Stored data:
## start

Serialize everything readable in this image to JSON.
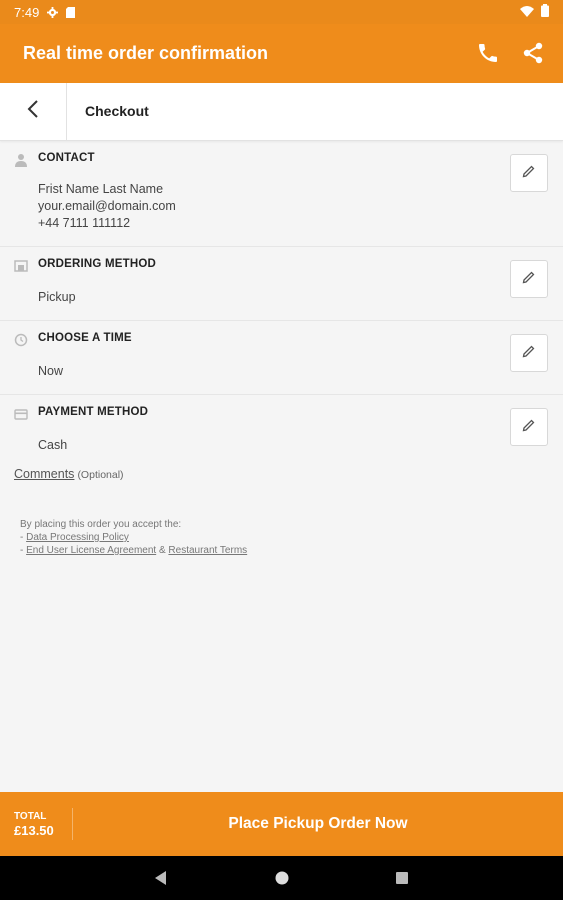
{
  "status": {
    "time": "7:49"
  },
  "appbar": {
    "title": "Real time order confirmation",
    "phone_icon": "phone-icon",
    "share_icon": "share-icon"
  },
  "subbar": {
    "title": "Checkout",
    "back_icon": "arrow-left-icon"
  },
  "contact": {
    "heading": "CONTACT",
    "name": "Frist Name Last Name",
    "email": "your.email@domain.com",
    "phone": "+44 7111 111112"
  },
  "ordering": {
    "heading": "ORDERING METHOD",
    "value": "Pickup"
  },
  "time": {
    "heading": "CHOOSE A TIME",
    "value": "Now"
  },
  "payment": {
    "heading": "PAYMENT METHOD",
    "value": "Cash"
  },
  "comments": {
    "label": "Comments",
    "optional": "(Optional)"
  },
  "legal": {
    "intro": "By placing this order you accept the:",
    "dash": "- ",
    "policy": "Data Processing Policy",
    "eula": "End User License Agreement",
    "amp": " & ",
    "terms": "Restaurant Terms"
  },
  "footer": {
    "total_label": "TOTAL",
    "total_amount": "£13.50",
    "place_button": "Place Pickup Order Now"
  },
  "colors": {
    "accent": "#ef8c1b",
    "background": "#f5f5f5"
  }
}
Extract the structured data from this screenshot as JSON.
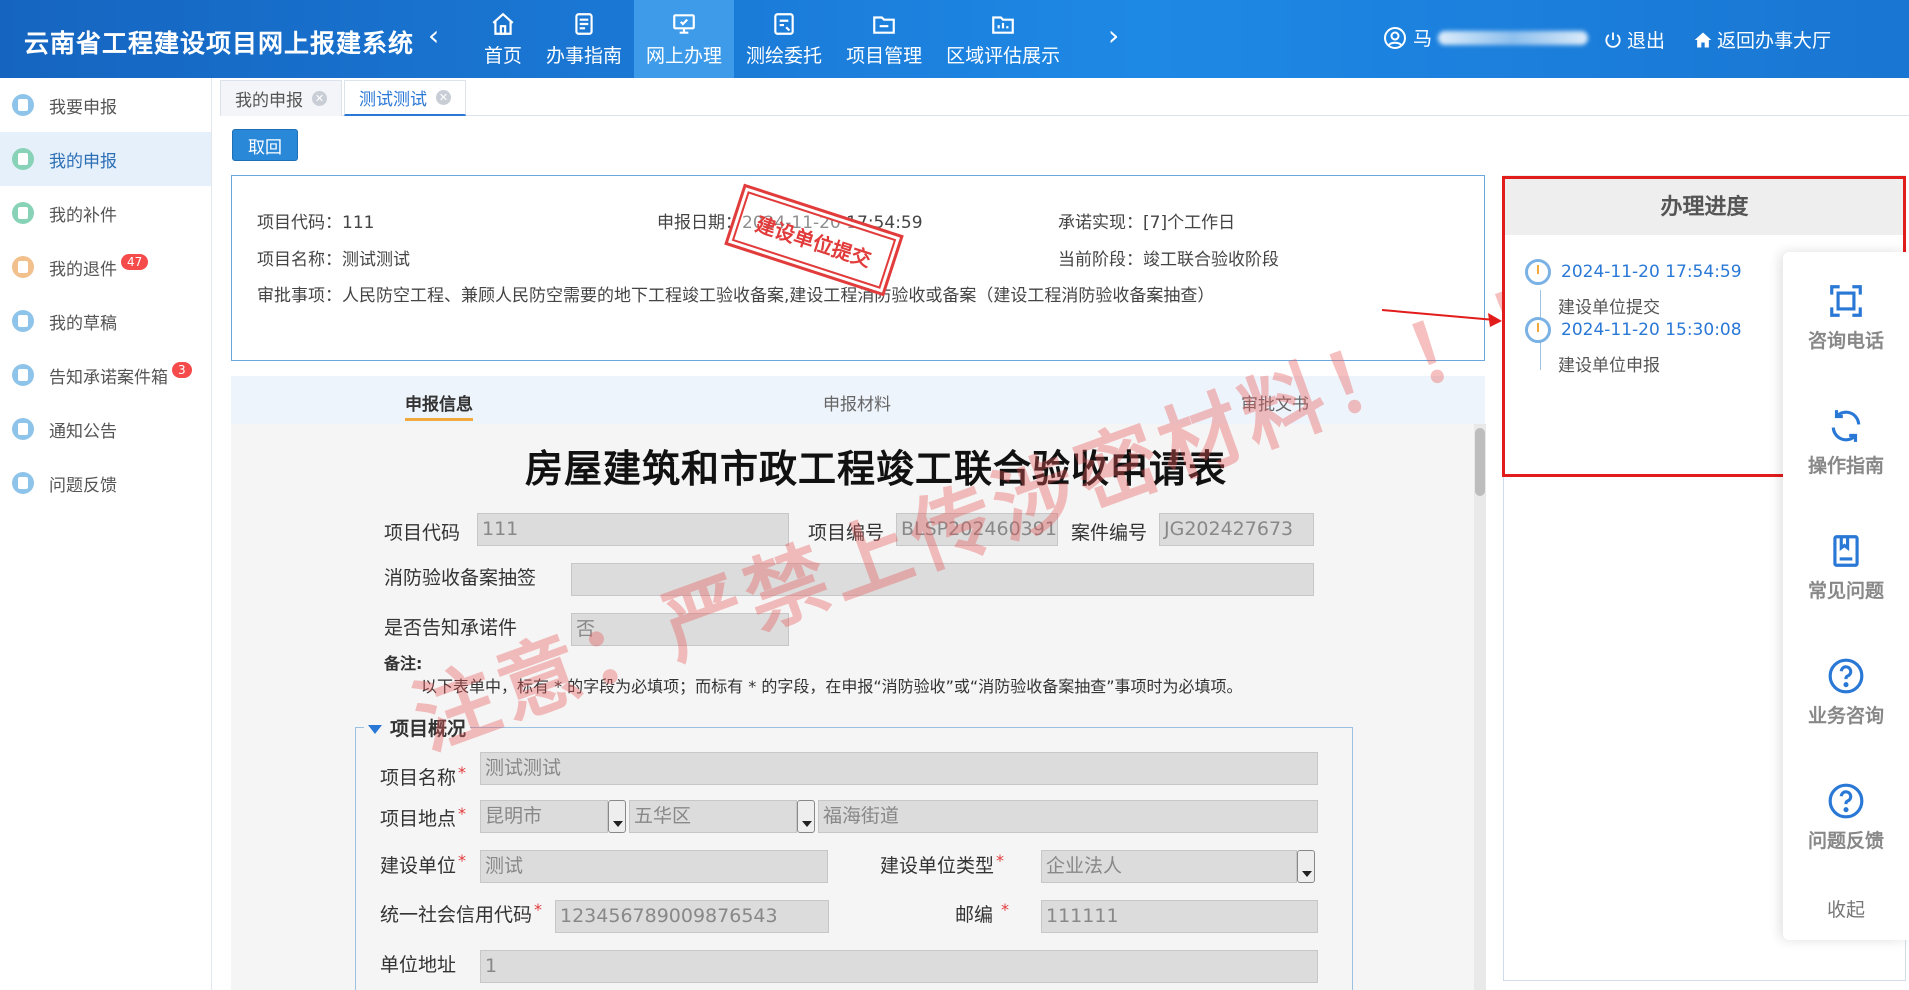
{
  "header": {
    "title": "云南省工程建设项目网上报建系统",
    "nav": [
      {
        "label": "首页",
        "icon": "home-icon"
      },
      {
        "label": "办事指南",
        "icon": "guide-icon"
      },
      {
        "label": "网上办理",
        "icon": "monitor-icon",
        "active": true
      },
      {
        "label": "测绘委托",
        "icon": "survey-icon"
      },
      {
        "label": "项目管理",
        "icon": "folder-icon"
      },
      {
        "label": "区域评估展示",
        "icon": "region-icon"
      }
    ],
    "user_name": "马",
    "logout": "退出",
    "return_hall": "返回办事大厅"
  },
  "sidebar": {
    "items": [
      {
        "label": "我要申报"
      },
      {
        "label": "我的申报",
        "active": true
      },
      {
        "label": "我的补件"
      },
      {
        "label": "我的退件",
        "badge": "47"
      },
      {
        "label": "我的草稿"
      },
      {
        "label": "告知承诺案件箱",
        "badge": "3"
      },
      {
        "label": "通知公告"
      },
      {
        "label": "问题反馈"
      }
    ]
  },
  "tabs": [
    {
      "label": "我的申报"
    },
    {
      "label": "测试测试",
      "active": true
    }
  ],
  "back_button": "取回",
  "info": {
    "project_code_label": "项目代码：",
    "project_code": "111",
    "report_date_label": "申报日期：",
    "report_date": "2024-11-20 17:54:59",
    "promise_label": "承诺实现：",
    "promise": "[7]个工作日",
    "project_name_label": "项目名称：",
    "project_name": "测试测试",
    "stage_label": "当前阶段：",
    "stage": "竣工联合验收阶段",
    "approval_label": "审批事项：",
    "approval": "人民防空工程、兼顾人民防空需要的地下工程竣工验收备案,建设工程消防验收或备案（建设工程消防验收备案抽查）",
    "stamp": "建设单位提交"
  },
  "subtabs": [
    {
      "label": "申报信息",
      "active": true
    },
    {
      "label": "申报材料"
    },
    {
      "label": "审批文书"
    }
  ],
  "form": {
    "title": "房屋建筑和市政工程竣工联合验收申请表",
    "code_label": "项目代码",
    "code_value": "111",
    "number_label": "项目编号",
    "number_value": "BLSP202460391",
    "case_label": "案件编号",
    "case_value": "JG202427673",
    "fire_label": "消防验收备案抽签",
    "fire_value": "",
    "notify_label": "是否告知承诺件",
    "notify_value": "否",
    "note_label": "备注:",
    "note_text": "以下表单中，标有   *  的字段为必填项；而标有  * 的字段，在申报“消防验收”或“消防验收备案抽查”事项时为必填项。",
    "section_title": "项目概况",
    "name_label": "项目名称",
    "name_value": "测试测试",
    "location_label": "项目地点",
    "city": "昆明市",
    "district": "五华区",
    "street": "福海街道",
    "unit_label": "建设单位",
    "unit_value": "测试",
    "unit_type_label": "建设单位类型",
    "unit_type_value": "企业法人",
    "credit_label": "统一社会信用代码",
    "credit_value": "123456789009876543",
    "postcode_label": "邮编",
    "postcode_value": "111111",
    "address_label": "单位地址",
    "address_value": "1",
    "required_mark": "*"
  },
  "watermark": "注意：严禁上传涉密材料！！！",
  "progress": {
    "title": "办理进度",
    "items": [
      {
        "time": "2024-11-20 17:54:59",
        "desc": "建设单位提交"
      },
      {
        "time": "2024-11-20 15:30:08",
        "desc": "建设单位申报"
      }
    ]
  },
  "float_bar": {
    "items": [
      {
        "label": "咨询电话",
        "icon": "scan-icon"
      },
      {
        "label": "操作指南",
        "icon": "refresh-icon"
      },
      {
        "label": "常见问题",
        "icon": "book-icon"
      },
      {
        "label": "业务咨询",
        "icon": "question-icon"
      },
      {
        "label": "问题反馈",
        "icon": "question-circle-icon"
      }
    ],
    "collapse": "收起"
  },
  "colors": {
    "header_blue": "#1976d2",
    "active_blue": "#2a78d6",
    "highlight_red": "#e21b1b",
    "badge_red": "#f54b4b"
  }
}
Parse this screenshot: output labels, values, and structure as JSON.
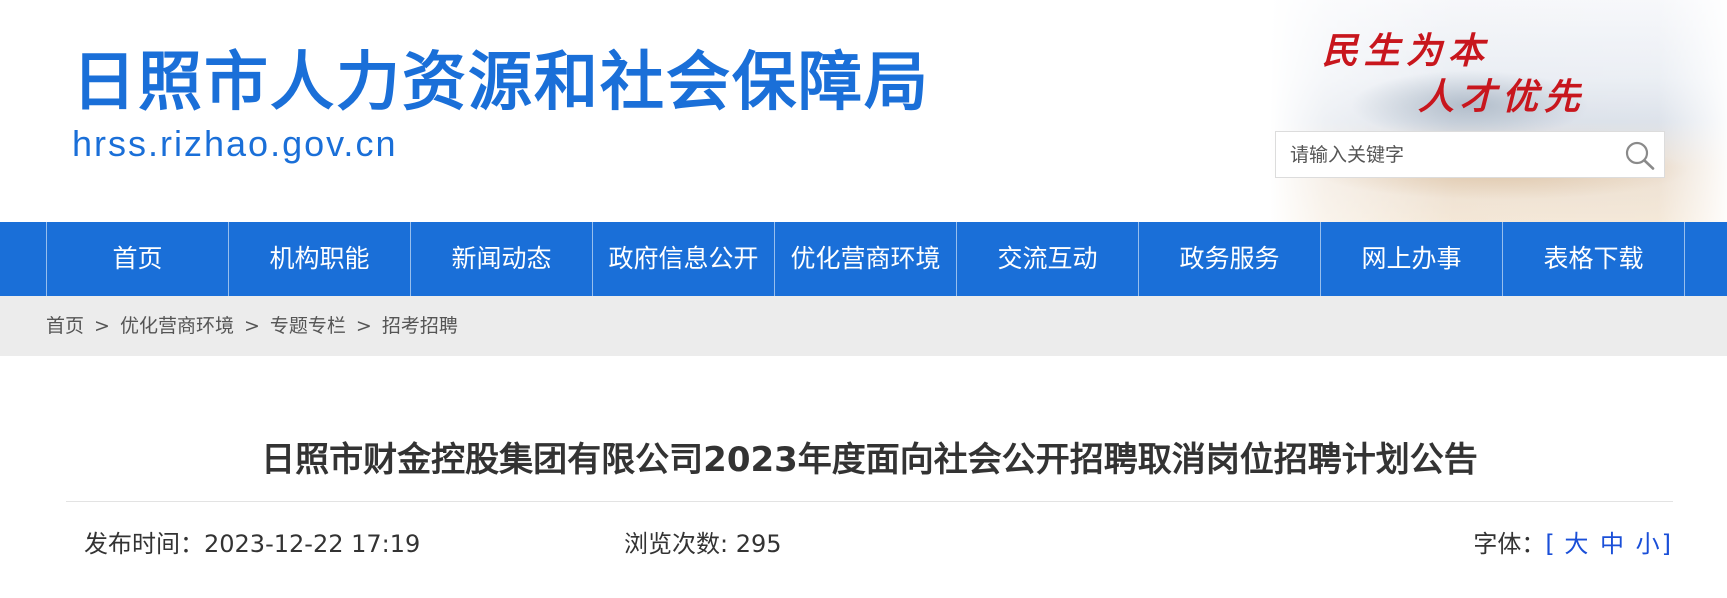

## end

REQUEST |
Every record must be copied exactly, with images dropped from the result.

FULL SOLUTION |
Serialize everything readable in this image to JSON.
{
  "status": {
    "time": "7:49"
  },
  "appbar": {
    "title": "Real time order confirmation",
    "phone_icon": "phone-icon",
    "share_icon": "share-icon"
  },
  "subbar": {
    "title": "Checkout",
    "back_icon": "arrow-left-icon"
  },
  "contact": {
    "heading": "CONTACT",
    "name": "Frist Name Last Name",
    "email": "your.email@domain.com",
    "phone": "+44 7111 111112"
  },
  "ordering": {
    "heading": "ORDERING METHOD",
    "value": "Pickup"
  },
  "time": {
    "heading": "CHOOSE A TIME",
    "value": "Now"
  },
  "payment": {
    "heading": "PAYMENT METHOD",
    "value": "Cash"
  },
  "comments": {
    "label": "Comments",
    "optional": "(Optional)"
  },
  "legal": {
    "intro": "By placing this order you accept the:",
    "dash": "- ",
    "policy": "Data Processing Policy",
    "eula": "End User License Agreement",
    "amp": " & ",
    "terms": "Restaurant Terms"
  },
  "footer": {
    "total_label": "TOTAL",
    "total_amount": "£13.50",
    "place_button": "Place Pickup Order Now"
  },
  "colors": {
    "accent": "#ef8c1b",
    "background": "#f5f5f5"
  }
}
Extract the structured data from this screenshot as JSON.
{
  "header": {
    "title": "云南省工程建设项目网上报建系统",
    "nav": [
      {
        "label": "首页",
        "icon": "home-icon"
      },
      {
        "label": "办事指南",
        "icon": "guide-icon"
      },
      {
        "label": "网上办理",
        "icon": "monitor-icon",
        "active": true
      },
      {
        "label": "测绘委托",
        "icon": "survey-icon"
      },
      {
        "label": "项目管理",
        "icon": "folder-icon"
      },
      {
        "label": "区域评估展示",
        "icon": "region-icon"
      }
    ],
    "user_name": "马",
    "logout": "退出",
    "return_hall": "返回办事大厅"
  },
  "sidebar": {
    "items": [
      {
        "label": "我要申报"
      },
      {
        "label": "我的申报",
        "active": true
      },
      {
        "label": "我的补件"
      },
      {
        "label": "我的退件",
        "badge": "47"
      },
      {
        "label": "我的草稿"
      },
      {
        "label": "告知承诺案件箱",
        "badge": "3"
      },
      {
        "label": "通知公告"
      },
      {
        "label": "问题反馈"
      }
    ]
  },
  "tabs": [
    {
      "label": "我的申报"
    },
    {
      "label": "测试测试",
      "active": true
    }
  ],
  "back_button": "取回",
  "info": {
    "project_code_label": "项目代码：",
    "project_code": "111",
    "report_date_label": "申报日期：",
    "report_date": "2024-11-20 17:54:59",
    "promise_label": "承诺实现：",
    "promise": "[7]个工作日",
    "project_name_label": "项目名称：",
    "project_name": "测试测试",
    "stage_label": "当前阶段：",
    "stage": "竣工联合验收阶段",
    "approval_label": "审批事项：",
    "approval": "人民防空工程、兼顾人民防空需要的地下工程竣工验收备案,建设工程消防验收或备案（建设工程消防验收备案抽查）",
    "stamp": "建设单位提交"
  },
  "subtabs": [
    {
      "label": "申报信息",
      "active": true
    },
    {
      "label": "申报材料"
    },
    {
      "label": "审批文书"
    }
  ],
  "form": {
    "title": "房屋建筑和市政工程竣工联合验收申请表",
    "code_label": "项目代码",
    "code_value": "111",
    "number_label": "项目编号",
    "number_value": "BLSP202460391",
    "case_label": "案件编号",
    "case_value": "JG202427673",
    "fire_label": "消防验收备案抽签",
    "fire_value": "",
    "notify_label": "是否告知承诺件",
    "notify_value": "否",
    "note_label": "备注:",
    "note_text": "以下表单中，标有   *  的字段为必填项；而标有  * 的字段，在申报“消防验收”或“消防验收备案抽查”事项时为必填项。",
    "section_title": "项目概况",
    "name_label": "项目名称",
    "name_value": "测试测试",
    "location_label": "项目地点",
    "city": "昆明市",
    "district": "五华区",
    "street": "福海街道",
    "unit_label": "建设单位",
    "unit_value": "测试",
    "unit_type_label": "建设单位类型",
    "unit_type_value": "企业法人",
    "credit_label": "统一社会信用代码",
    "credit_value": "123456789009876543",
    "postcode_label": "邮编",
    "postcode_value": "111111",
    "address_label": "单位地址",
    "address_value": "1",
    "required_mark": "*"
  },
  "watermark": "注意：严禁上传涉密材料！！！",
  "progress": {
    "title": "办理进度",
    "items": [
      {
        "time": "2024-11-20 17:54:59",
        "desc": "建设单位提交"
      },
      {
        "time": "2024-11-20 15:30:08",
        "desc": "建设单位申报"
      }
    ]
  },
  "float_bar": {
    "items": [
      {
        "label": "咨询电话",
        "icon": "scan-icon"
      },
      {
        "label": "操作指南",
        "icon": "refresh-icon"
      },
      {
        "label": "常见问题",
        "icon": "book-icon"
      },
      {
        "label": "业务咨询",
        "icon": "question-icon"
      },
      {
        "label": "问题反馈",
        "icon": "question-circle-icon"
      }
    ],
    "collapse": "收起"
  },
  "colors": {
    "header_blue": "#1976d2",
    "active_blue": "#2a78d6",
    "highlight_red": "#e21b1b",
    "badge_red": "#f54b4b"
  }
}
Parse this screenshot: output labels, values, and structure as JSON.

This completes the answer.